- _PROBLEM A_
Express the data rows starting with the line containing "Patent image size: (873, 1146)." and going on through the line containing "In FIG. 3, the needle 4 is at (338, 777)." as a two-column CSV with the headers text and answer. Use one CSV line per row, and put its text and its answer each in one quoted field with line breaks changed to spaces.

The award recognizes outstanding progress in the field of chemical engineering. The awardee will have made a significant contribution to the science of chemical engineering through one of the following means:
- A theoretical discovery or development of a new principle in the chemical engineering field.
- Development of a new process or product in the chemical engineering field.
- An invention or development of new equipment in the chemical engineering field.
- Distinguished service rendered to the field or profession of chemical engineering.
The recipient is invited to deliver an address at the next Annual Meeting.
Charge Neutral Polymer Complexes as Battery Components
Rachel A. Segalman, Edward Noble Kramer Professor of Chemical Engineering, Chemistry and Biochemistry, and Materials & Warren G. and Katherine S. Schlinger Department Chair of Chemical Engineering, University of California, Santa Barbara
Polymeric components impart inherent mechanical durability and decreased flammability to electrochemical devices, but must have higher performance metrics in order to gain widespread use. This is a particular challenge as long-range Lithium ion transport is directly related to the viscosity matrix material and is ultimately limited by the sluggish dynamics of polymers. In this talk, I will discuss superionic conductivity in which the ion motion is decoupled from matrix dynamics and instead occurs through free volume elements in the structure. I will discuss our work to design semi-crystalline zwitterionic polymers that demonstrate superionic conductivity and also very high salt solubilities due to their polarizability. As a result, they have both high Lithium ion conductivities (10-3 S/cm) and cation transport numbers (t+=0.67) despite their modest glass transition temperatures (0-25°C). I will also discuss new coacervate-inspired battery binders that demonstrate both high ion and electron conductivities and their use to in composite electrodes compatible with polymer electrolytes.

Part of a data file
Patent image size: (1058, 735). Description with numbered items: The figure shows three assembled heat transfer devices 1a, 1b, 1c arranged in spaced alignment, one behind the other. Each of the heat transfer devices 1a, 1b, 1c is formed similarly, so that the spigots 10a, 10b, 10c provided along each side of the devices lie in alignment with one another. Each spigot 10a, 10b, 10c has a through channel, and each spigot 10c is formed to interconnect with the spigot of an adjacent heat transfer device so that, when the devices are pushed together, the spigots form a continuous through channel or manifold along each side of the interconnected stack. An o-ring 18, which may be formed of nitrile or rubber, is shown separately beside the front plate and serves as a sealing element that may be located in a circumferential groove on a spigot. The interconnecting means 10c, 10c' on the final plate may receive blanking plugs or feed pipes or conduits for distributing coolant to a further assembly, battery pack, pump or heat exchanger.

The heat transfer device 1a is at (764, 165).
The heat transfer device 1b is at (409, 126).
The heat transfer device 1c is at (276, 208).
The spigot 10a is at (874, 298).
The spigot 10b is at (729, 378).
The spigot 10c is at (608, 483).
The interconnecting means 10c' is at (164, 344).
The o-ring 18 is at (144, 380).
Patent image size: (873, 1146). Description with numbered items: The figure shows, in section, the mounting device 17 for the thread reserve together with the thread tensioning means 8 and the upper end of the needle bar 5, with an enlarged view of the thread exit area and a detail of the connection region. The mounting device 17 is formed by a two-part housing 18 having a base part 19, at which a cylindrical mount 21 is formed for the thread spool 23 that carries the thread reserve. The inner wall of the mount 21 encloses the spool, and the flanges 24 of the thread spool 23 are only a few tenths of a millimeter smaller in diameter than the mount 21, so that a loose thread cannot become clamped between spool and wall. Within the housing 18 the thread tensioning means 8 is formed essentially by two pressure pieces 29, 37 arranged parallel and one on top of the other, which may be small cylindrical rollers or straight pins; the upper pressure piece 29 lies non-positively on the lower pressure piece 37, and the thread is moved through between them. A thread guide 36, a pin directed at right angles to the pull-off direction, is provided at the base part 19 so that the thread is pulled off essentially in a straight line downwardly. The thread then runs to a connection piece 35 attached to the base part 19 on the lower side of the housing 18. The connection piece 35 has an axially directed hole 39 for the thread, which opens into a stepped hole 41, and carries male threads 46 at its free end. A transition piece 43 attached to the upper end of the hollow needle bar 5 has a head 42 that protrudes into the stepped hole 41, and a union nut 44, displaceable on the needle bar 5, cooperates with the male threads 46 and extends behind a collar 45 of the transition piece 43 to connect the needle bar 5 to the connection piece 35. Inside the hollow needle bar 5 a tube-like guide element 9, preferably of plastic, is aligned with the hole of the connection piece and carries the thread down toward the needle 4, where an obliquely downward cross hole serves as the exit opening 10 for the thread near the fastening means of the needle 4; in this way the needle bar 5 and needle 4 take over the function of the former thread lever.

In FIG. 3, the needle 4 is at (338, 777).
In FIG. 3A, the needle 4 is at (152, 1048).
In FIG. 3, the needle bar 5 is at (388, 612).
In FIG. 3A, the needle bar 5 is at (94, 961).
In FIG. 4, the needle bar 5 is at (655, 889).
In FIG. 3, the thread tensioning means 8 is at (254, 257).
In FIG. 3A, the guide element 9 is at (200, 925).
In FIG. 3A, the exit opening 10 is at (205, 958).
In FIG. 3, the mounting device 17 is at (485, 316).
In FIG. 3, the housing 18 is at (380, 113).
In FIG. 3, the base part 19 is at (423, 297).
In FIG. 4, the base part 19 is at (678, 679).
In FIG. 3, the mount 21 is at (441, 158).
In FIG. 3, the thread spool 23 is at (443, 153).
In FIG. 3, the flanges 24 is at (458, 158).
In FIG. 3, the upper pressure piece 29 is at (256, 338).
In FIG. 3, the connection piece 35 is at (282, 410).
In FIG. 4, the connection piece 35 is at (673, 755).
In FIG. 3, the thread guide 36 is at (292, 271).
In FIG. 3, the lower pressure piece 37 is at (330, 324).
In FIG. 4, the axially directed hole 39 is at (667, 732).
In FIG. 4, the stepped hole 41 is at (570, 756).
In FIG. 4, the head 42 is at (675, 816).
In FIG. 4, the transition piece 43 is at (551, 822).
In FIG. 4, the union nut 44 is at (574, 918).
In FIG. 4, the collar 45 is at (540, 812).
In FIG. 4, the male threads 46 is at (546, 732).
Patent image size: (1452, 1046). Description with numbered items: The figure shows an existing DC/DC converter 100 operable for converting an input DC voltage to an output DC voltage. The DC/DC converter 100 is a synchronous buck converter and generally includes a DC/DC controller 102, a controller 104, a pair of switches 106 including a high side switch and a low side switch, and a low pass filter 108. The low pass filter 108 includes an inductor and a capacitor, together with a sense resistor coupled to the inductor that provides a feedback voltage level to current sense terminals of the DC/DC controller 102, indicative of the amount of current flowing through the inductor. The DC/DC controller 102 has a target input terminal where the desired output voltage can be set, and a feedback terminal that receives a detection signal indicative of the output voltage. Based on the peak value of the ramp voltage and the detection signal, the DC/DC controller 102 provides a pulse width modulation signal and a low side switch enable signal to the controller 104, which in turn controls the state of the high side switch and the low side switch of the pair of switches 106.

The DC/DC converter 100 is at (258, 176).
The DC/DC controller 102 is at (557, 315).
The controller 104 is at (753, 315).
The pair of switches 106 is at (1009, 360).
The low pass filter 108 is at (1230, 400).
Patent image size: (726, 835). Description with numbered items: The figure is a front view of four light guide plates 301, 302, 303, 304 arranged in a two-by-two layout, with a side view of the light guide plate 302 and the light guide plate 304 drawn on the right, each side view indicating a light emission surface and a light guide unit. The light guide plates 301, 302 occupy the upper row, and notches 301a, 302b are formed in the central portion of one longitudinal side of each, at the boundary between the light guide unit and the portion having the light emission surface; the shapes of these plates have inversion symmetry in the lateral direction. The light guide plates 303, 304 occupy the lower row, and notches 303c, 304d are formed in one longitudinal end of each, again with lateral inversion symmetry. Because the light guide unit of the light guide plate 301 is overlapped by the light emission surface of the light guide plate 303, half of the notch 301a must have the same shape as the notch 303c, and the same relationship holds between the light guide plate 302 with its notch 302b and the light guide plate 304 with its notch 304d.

- _PROBLEM B_
Write out the passage on the chemical engineering award word for word, starting with "- Development of" and going on through "equipment in the chemical engineering field.".

- _WRITTEN SOLUTION A_
text,answer
"Patent image size: (873, 1146). Description with numbered items: The figure shows, in section, the mounting device 17 for the thread reserve together with the thread tensioning means 8 and the upper end of the needle bar 5, with an enlarged view of the thread exit area and a detail of the connection region. The mounting device 17 is formed by a two-part housing 18 having a base part 19, at which a cylindrical mount 21 is formed for the thread spool 23 that carries the thread reserve. The inner wall of the mount 21 encloses the spool, and the flanges 24 of the thread spool 23 are only a few tenths of a millimeter smaller in diameter than the mount 21, so that a loose thread cannot become clamped between spool and wall. Within the housing 18 the thread tensioning means 8 is formed essentially by two pressure pieces 29, 37 arranged parallel and one on top of the other, which may be small cylindrical rollers or straight pins; the upper pressure piece 29 lies non-positively on the lower pressure piece 37, and the thread is moved through between them. A thread guide 36, a pin directed at right angles to the pull-off direction, is provided at the base part 19 so that the thread is pulled off essentially in a straight line downwardly. The thread then runs to a connection piece 35 attached to the base part 19 on the lower side of the housing 18. The connection piece 35 has an axially directed hole 39 for the thread, which opens into a stepped hole 41, and carries male threads 46 at its free end. A transition piece 43 attached to the upper end of the hollow needle bar 5 has a head 42 that protrudes into the stepped hole 41, and a union nut 44, displaceable on the needle bar 5, cooperates with the male threads 46 and extends behind a collar 45 of the transition piece 43 to connect the needle bar 5 to the connection piece 35. Inside the hollow needle bar 5 a tube-like guide element 9, preferably of plastic, is aligned with the hole of the connection piece and carries the thread down toward the needle 4, where an obliquely downward cross hole serves as the exit opening 10 for the thread near the fastening means of the needle 4; in this way the needle bar 5 and needle 4 take over the function of the former thread lever.","In FIG. 3, the needle 4 is at (338, 777)."

- _WRITTEN SOLUTION B_
- Development of a new process or product in the chemical engineering field.
- An invention or development of new equipment in the chemical engineering field.